[REQUEST] Gather the lines from the material that contain "القضائية".

[Extracted records]
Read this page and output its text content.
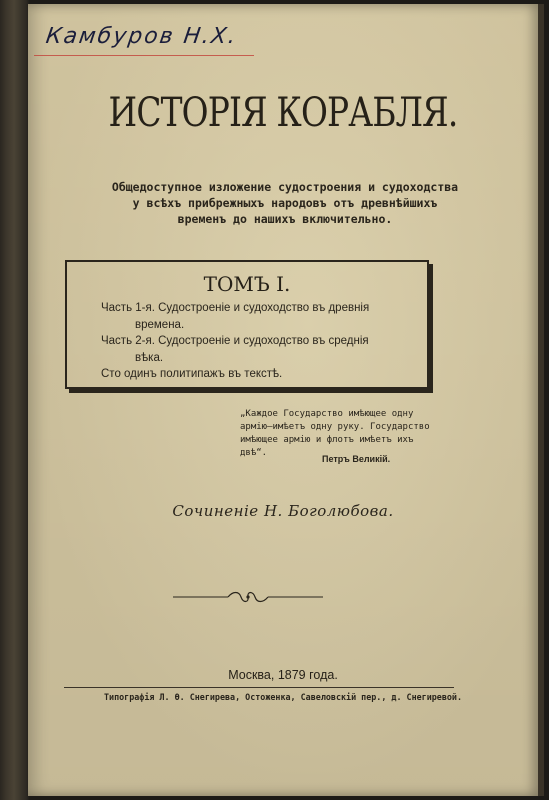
Камбуров Н.Х.
ИСТОРІЯ КОРАБЛЯ.
Общедоступное изложение судостроения и судоходства
у всѣхъ прибрежныхъ народовъ отъ древнѣйшихъ
временъ до нашихъ включительно.
ТОМЪ I.
Часть 1-я. Судостроеніе и судоходство въ древнія
времена.
Часть 2-я. Судостроеніе и судоходство въ среднія
вѣка.
Сто одинъ политипажъ въ текстѣ.
„Каждое Государство имѣющее одну
армію—имѣетъ одну руку. Государство
имѣющее армію и флотъ имѣетъ ихъ
двѣ“.
Петръ Великій.
Сочиненіе Н. Боголюбова.
Москва, 1879 года.
Типографія Л. Ѳ. Снегирева, Остоженка, Савеловскій пер., д. Снегиревой.
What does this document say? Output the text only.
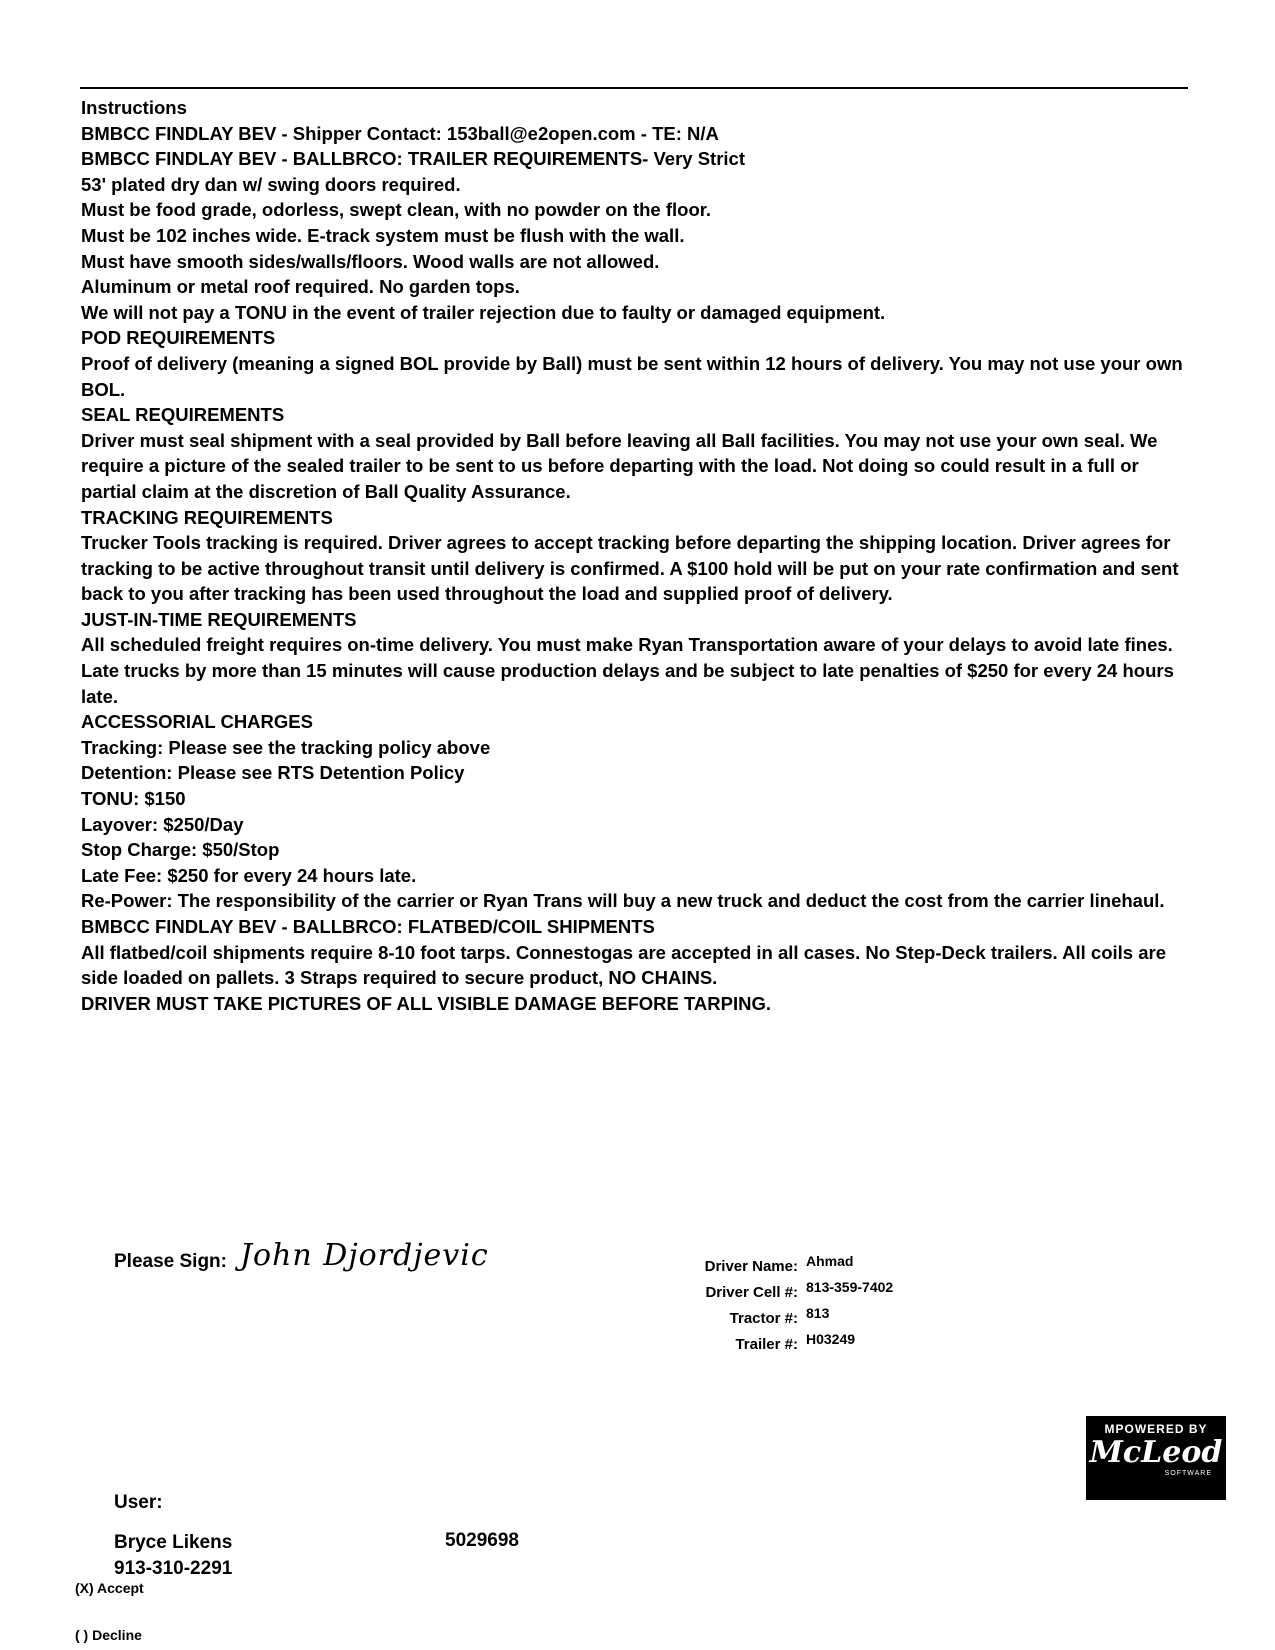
Instructions

BMBCC FINDLAY BEV - Shipper Contact: 153ball@e2open.com - TE: N/A

BMBCC FINDLAY BEV - BALLBRCO: TRAILER REQUIREMENTS- Very Strict

53' plated dry dan w/ swing doors required.

Must be food grade, odorless, swept clean, with no powder on the floor.

Must be 102 inches wide. E-track system must be flush with the wall.

Must have smooth sides/walls/floors. Wood walls are not allowed.

Aluminum or metal roof required. No garden tops.

We will not pay a TONU in the event of trailer rejection due to faulty or damaged equipment.

POD REQUIREMENTS

Proof of delivery (meaning a signed BOL provide by Ball) must be sent within 12 hours of delivery. You may not use your own BOL.

SEAL REQUIREMENTS

Driver must seal shipment with a seal provided by Ball before leaving all Ball facilities. You may not use your own seal. We require a picture of the sealed trailer to be sent to us before departing with the load. Not doing so could result in a full or partial claim at the discretion of Ball Quality Assurance.

TRACKING REQUIREMENTS

Trucker Tools tracking is required. Driver agrees to accept tracking before departing the shipping location. Driver agrees for tracking to be active throughout transit until delivery is confirmed. A $100 hold will be put on your rate confirmation and sent back to you after tracking has been used throughout the load and supplied proof of delivery.

JUST-IN-TIME REQUIREMENTS

All scheduled freight requires on-time delivery. You must make Ryan Transportation aware of your delays to avoid late fines. Late trucks by more than 15 minutes will cause production delays and be subject to late penalties of $250 for every 24 hours late.

ACCESSORIAL CHARGES

Tracking: Please see the tracking policy above

Detention: Please see RTS Detention Policy

TONU: $150

Layover: $250/Day

Stop Charge: $50/Stop

Late Fee: $250 for every 24 hours late.

Re-Power: The responsibility of the carrier or Ryan Trans will buy a new truck and deduct the cost from the carrier linehaul.

BMBCC FINDLAY BEV - BALLBRCO: FLATBED/COIL SHIPMENTS

All flatbed/coil shipments require 8-10 foot tarps. Connestogas are accepted in all cases. No Step-Deck trailers. All coils are side loaded on pallets. 3 Straps required to secure product, NO CHAINS.

DRIVER MUST TAKE PICTURES OF ALL VISIBLE DAMAGE BEFORE TARPING.

Please Sign: John Djordjevic	Driver Name:
Driver Cell #:
Tractor #:
Trailer #:
Ahmad
813-359-7402
813
H03249
MPOWERED BY
McLeod
SOFTWARE
User:
Bryce Likens
913-310-2291
5029698
(X) Accept
( ) Decline
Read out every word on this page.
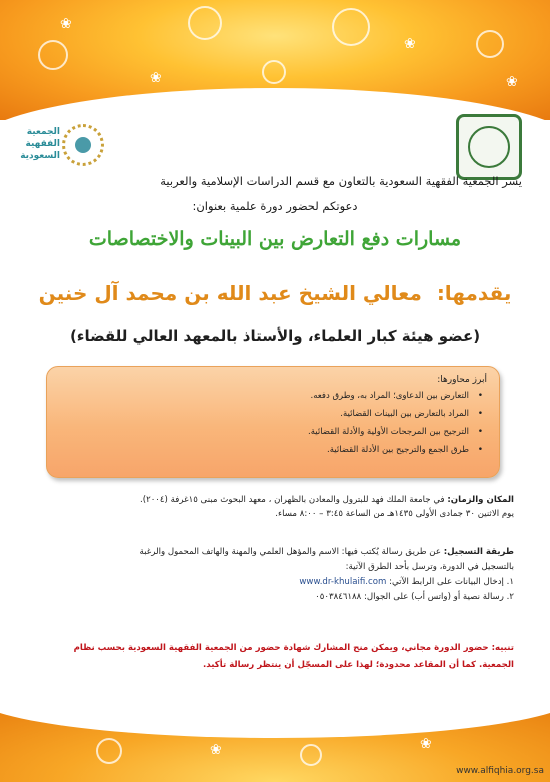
❀
❀
❀
❀
الجمعية
الفقهية
السعودية
يسر الجمعية الفقهية السعودية بالتعاون مع قسم الدراسات الإسلامية والعربية
دعوتكم لحضور دورة علمية بعنوان:
مسارات دفع التعارض بين البينات والاختصاصات
يقدمها: معالي الشيخ عبد الله بن محمد آل خنين
(عضو هيئة كبار العلماء، والأستاذ بالمعهد العالي للقضاء)
أبرز محاورها:
• التعارض بين الدعاوى؛ المراد به، وطرق دفعه.
• المراد بالتعارض بين البينات القضائية.
• الترجيح بين المرجحات الأولية والأدلة القضائية.
• طرق الجمع والترجيح بين الأدلة القضائية.
المكان والزمان: في جامعة الملك فهد للبترول والمعادن بالظهران ، معهد البحوث مبنى ١٥غرفة (٢٠٠٤).
يوم الاثنين ٣٠ جمادى الأولى ١٤٣٥هـ من الساعة ٣:٤٥ – ٨:٠٠ مساء.
طريقة التسجيل: عن طريق رسالة يُكتب فيها: الاسم والمؤهل العلمي والمهنة والهاتف المحمول والرغبة
بالتسجيل في الدورة، وترسل بأحد الطرق الآتية:
١. إدخال البيانات على الرابط الآتي: www.dr-khulaifi.com
٢. رسالة نصية أو (واتس أب) على الجوال: ٠٥٠٣٨٤٦١٨٨
تنبيه: حضور الدورة مجاني، ويمكن منح المشارك شهادة حضور من الجمعية الفقهية السعودية بحسب نظام
الجمعية. كما أن المقاعد محدودة؛ لهذا على المسجّل أن ينتظر رسالة تأكيد.
❀	❀
www.alfiqhia.org.sa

[TASK RESPONSE]
• المراد بالتعارض بين البينات القضائية.
• الترجيح بين المرجحات الأولية والأدلة القضائية.
• طرق الجمع والترجيح بين الأدلة القضائية.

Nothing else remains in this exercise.